▶ Work to do
[1] In the Father's Day comics post, in what year was the Super Bowl victory that Drew Brees celebrated with his son on the field?
[2] Reproduce the section of the Father's Day comics post that starts with the words containing "Mark Parisi could" and ends with "Raphael Warnock (D).".

▶ Article
# # # # # # #
CSotD: A Day That Shall Live In Infancy
Skip to commentsWallace the Brave (AMS) takes a sweet but kind of downer look at Father’s Day.
Their wistful pessimism is not, however, to be confused with Prickly City (AMS), which takes the occasion to be genuinely unpleasant and divisive.
Spud and Amelia don’t hate their fathers. They miss them in their own quite different ways: Spud literally never knew his father, while Amelia doesn’t really know hers, either, despite the fact that he’s physically, if not emotionally, present.
Hard to say who has a greater right to be frustrated, but at least they’ve got each other.
Mark Parisi could have gone political with today’s Off the Mark (AMS) by having it be Herschel Walker sitting at the computer.
For those who haven’t been following Walker’s saga, he’s made quite a point on the campaign trail of lecturing fathers about the importance of living up to their roles.
And then it turned out he has a passle of secret kids out there, abandoned as was Spud.
The GOP apparently treats being “The Party of Family Values” about as well as it treats its self-proclaimed-but-unpracticed dedication to Christianity. Walker’s attitude towards fatherhood isn’t hurting him any more than his other preposterous lies, which would be humorous except for the fact that he is in a dead heat with incumbent Senator Raphael Warnock (D).
Well, cheer up, because if that one-time football star is a lousy father, he’s been overshadowed in recent years by football stars who are not. I don’t remember the first player who missed a game — and their season is only 16 games long — in order to be present at the birth of his child, but I do recall thinking the world was changing.
I know that it was several years before Drew Brees brought his son down onto the field to help celebrate his 2010 Super Bowl victory, and, by the way, note that the little fellow is wearing sound-cancelling headphones, which we’ve seen on other players’ kids at these events.
Being a dad has become indisputably cool. When our first son was born in 1972, I had to fight my way into the delivery room. By the time our second came along in 1976, it was assumed that you’d be there. I remember a coworker that latter year who planned to go old school and wait outside, and I remember the universal shaming he endured from the whole building.
# # # # # # #
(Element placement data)
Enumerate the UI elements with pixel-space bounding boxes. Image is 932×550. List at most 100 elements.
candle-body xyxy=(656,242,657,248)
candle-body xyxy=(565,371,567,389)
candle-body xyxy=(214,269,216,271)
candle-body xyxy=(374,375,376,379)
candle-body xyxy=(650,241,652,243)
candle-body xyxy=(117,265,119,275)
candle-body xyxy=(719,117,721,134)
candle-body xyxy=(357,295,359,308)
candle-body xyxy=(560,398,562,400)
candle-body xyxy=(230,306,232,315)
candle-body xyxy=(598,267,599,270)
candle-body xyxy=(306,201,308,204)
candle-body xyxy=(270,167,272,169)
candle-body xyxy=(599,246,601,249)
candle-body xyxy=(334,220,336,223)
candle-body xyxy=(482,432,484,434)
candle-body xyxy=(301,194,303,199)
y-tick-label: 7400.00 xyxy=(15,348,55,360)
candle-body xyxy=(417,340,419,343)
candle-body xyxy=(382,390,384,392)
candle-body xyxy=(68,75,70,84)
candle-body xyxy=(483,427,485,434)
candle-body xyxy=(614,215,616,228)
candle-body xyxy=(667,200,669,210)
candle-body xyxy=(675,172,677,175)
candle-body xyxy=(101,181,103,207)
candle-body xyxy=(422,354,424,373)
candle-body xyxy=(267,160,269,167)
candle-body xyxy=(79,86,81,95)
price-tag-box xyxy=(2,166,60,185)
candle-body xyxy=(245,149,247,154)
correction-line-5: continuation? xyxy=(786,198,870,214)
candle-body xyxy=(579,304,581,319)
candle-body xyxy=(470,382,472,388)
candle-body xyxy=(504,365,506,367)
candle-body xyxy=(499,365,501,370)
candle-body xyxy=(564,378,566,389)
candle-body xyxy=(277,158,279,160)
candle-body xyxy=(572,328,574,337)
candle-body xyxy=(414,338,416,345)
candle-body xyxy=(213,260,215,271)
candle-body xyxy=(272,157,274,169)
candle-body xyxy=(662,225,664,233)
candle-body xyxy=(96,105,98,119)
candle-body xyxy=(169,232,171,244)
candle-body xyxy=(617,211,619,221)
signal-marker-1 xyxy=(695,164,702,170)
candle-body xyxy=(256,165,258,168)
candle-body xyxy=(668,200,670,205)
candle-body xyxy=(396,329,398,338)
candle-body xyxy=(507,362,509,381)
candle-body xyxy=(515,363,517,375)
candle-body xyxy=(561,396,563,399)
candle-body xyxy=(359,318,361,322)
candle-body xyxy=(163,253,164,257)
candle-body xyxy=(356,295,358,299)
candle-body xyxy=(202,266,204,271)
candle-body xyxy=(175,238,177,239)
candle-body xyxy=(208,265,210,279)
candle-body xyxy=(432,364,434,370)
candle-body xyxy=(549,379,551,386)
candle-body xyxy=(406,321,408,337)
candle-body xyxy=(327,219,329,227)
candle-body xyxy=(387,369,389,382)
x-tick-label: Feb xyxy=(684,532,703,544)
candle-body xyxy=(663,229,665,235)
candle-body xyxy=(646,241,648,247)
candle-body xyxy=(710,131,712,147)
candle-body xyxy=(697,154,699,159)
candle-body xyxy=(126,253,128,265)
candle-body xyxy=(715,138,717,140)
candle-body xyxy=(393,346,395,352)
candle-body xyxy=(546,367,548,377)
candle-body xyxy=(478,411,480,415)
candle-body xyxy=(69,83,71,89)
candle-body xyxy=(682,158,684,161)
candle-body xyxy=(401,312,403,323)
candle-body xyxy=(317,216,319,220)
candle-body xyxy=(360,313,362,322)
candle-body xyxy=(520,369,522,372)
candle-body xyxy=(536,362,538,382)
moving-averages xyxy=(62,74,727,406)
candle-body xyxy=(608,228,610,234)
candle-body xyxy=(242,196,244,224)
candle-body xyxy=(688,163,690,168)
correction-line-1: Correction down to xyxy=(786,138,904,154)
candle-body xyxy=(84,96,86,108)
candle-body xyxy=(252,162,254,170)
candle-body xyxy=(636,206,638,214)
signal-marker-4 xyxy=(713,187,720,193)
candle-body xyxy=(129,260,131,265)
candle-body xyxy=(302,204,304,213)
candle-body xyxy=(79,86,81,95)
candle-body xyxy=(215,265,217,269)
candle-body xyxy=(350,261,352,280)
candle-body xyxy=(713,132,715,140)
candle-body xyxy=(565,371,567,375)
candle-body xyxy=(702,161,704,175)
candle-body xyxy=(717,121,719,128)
# # # # # # #
▶ Problem solutions
[1] 2010

[2]
Mark Parisi could have gone political with today’s Off the Mark (AMS) by having it be Herschel Walker sitting at the computer.
For those who haven’t been following Walker’s saga, he’s made quite a point on the campaign trail of lecturing fathers about the importance of living up to their roles.
And then it turned out he has a passle of secret kids out there, abandoned as was Spud.
The GOP apparently treats being “The Party of Family Values” about as well as it treats its self-proclaimed-but-unpracticed dedication to Christianity. Walker’s attitude towards fatherhood isn’t hurting him any more than his other preposterous lies, which would be humorous except for the fact that he is in a dead heat with incumbent Senator Raphael Warnock (D).